## Source data
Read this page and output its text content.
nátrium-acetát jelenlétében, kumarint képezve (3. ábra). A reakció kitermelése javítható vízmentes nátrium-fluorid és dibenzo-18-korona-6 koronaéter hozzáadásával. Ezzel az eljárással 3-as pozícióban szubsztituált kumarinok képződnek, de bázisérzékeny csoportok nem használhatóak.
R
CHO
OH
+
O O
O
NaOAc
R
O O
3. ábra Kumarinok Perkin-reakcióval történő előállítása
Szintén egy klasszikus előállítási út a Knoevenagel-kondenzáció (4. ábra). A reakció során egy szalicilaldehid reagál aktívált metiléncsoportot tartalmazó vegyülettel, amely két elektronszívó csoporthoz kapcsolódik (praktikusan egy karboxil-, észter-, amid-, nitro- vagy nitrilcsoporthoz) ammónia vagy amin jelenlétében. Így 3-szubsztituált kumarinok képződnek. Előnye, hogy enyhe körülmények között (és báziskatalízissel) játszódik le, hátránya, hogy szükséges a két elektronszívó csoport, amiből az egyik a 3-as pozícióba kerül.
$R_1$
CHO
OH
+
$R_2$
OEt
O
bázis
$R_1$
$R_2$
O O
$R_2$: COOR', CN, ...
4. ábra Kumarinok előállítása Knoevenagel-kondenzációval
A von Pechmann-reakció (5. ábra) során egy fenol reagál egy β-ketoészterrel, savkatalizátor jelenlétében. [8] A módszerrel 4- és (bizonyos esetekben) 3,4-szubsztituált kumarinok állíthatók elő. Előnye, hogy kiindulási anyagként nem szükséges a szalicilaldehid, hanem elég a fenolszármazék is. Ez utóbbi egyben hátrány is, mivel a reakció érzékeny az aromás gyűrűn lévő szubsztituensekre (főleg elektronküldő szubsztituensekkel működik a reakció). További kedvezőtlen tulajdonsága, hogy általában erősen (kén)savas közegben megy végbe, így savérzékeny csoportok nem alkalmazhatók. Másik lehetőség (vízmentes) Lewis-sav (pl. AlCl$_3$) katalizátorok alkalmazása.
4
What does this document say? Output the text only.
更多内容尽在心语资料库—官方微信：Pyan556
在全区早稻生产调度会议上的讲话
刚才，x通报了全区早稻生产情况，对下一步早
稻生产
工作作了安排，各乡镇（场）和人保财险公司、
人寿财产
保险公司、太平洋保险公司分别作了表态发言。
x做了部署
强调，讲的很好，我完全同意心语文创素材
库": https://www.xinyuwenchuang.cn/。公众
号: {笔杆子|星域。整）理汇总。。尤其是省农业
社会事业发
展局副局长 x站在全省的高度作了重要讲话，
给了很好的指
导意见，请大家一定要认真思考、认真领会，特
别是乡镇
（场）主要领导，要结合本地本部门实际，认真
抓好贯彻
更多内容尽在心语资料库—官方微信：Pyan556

## Aim of the exercise
Type out the material again exactly as presented.

## Response to this exercise
Read this page and output its text content.
nátrium-acetát jelenlétében, kumarint képezve (3. ábra). A reakció kitermelése javítható vízmentes nátrium-fluorid és dibenzo-18-korona-6 koronaéter hozzáadásával. Ezzel az eljárással 3-as pozícióban szubsztituált kumarinok képződnek, de bázisérzékeny csoportok nem használhatóak.
R
CHO
OH
+
O O
O
NaOAc
R
O O
3. ábra Kumarinok Perkin-reakcióval történő előállítása
Szintén egy klasszikus előállítási út a Knoevenagel-kondenzáció (4. ábra). A reakció során egy szalicilaldehid reagál aktívált metiléncsoportot tartalmazó vegyülettel, amely két elektronszívó csoporthoz kapcsolódik (praktikusan egy karboxil-, észter-, amid-, nitro- vagy nitrilcsoporthoz) ammónia vagy amin jelenlétében. Így 3-szubsztituált kumarinok képződnek. Előnye, hogy enyhe körülmények között (és báziskatalízissel) játszódik le, hátránya, hogy szükséges a két elektronszívó csoport, amiből az egyik a 3-as pozícióba kerül.
$R_1$
CHO
OH
+
$R_2$
OEt
O
bázis
$R_1$
$R_2$
O O
$R_2$: COOR', CN, ...
4. ábra Kumarinok előállítása Knoevenagel-kondenzációval
A von Pechmann-reakció (5. ábra) során egy fenol reagál egy β-ketoészterrel, savkatalizátor jelenlétében. [8] A módszerrel 4- és (bizonyos esetekben) 3,4-szubsztituált kumarinok állíthatók elő. Előnye, hogy kiindulási anyagként nem szükséges a szalicilaldehid, hanem elég a fenolszármazék is. Ez utóbbi egyben hátrány is, mivel a reakció érzékeny az aromás gyűrűn lévő szubsztituensekre (főleg elektronküldő szubsztituensekkel működik a reakció). További kedvezőtlen tulajdonsága, hogy általában erősen (kén)savas közegben megy végbe, így savérzékeny csoportok nem alkalmazhatók. Másik lehetőség (vízmentes) Lewis-sav (pl. AlCl$_3$) katalizátorok alkalmazása.
4
What does this document say? Output the text only.
更多内容尽在心语资料库—官方微信：Pyan556
在全区早稻生产调度会议上的讲话
刚才，x通报了全区早稻生产情况，对下一步早
稻生产
工作作了安排，各乡镇（场）和人保财险公司、
人寿财产
保险公司、太平洋保险公司分别作了表态发言。
x做了部署
强调，讲的很好，我完全同意心语文创素材
库": https://www.xinyuwenchuang.cn/。公众
号: {笔杆子|星域。整）理汇总。。尤其是省农业
社会事业发
展局副局长 x站在全省的高度作了重要讲话，
给了很好的指
导意见，请大家一定要认真思考、认真领会，特
别是乡镇
（场）主要领导，要结合本地本部门实际，认真
抓好贯彻
更多内容尽在心语资料库—官方微信：Pyan556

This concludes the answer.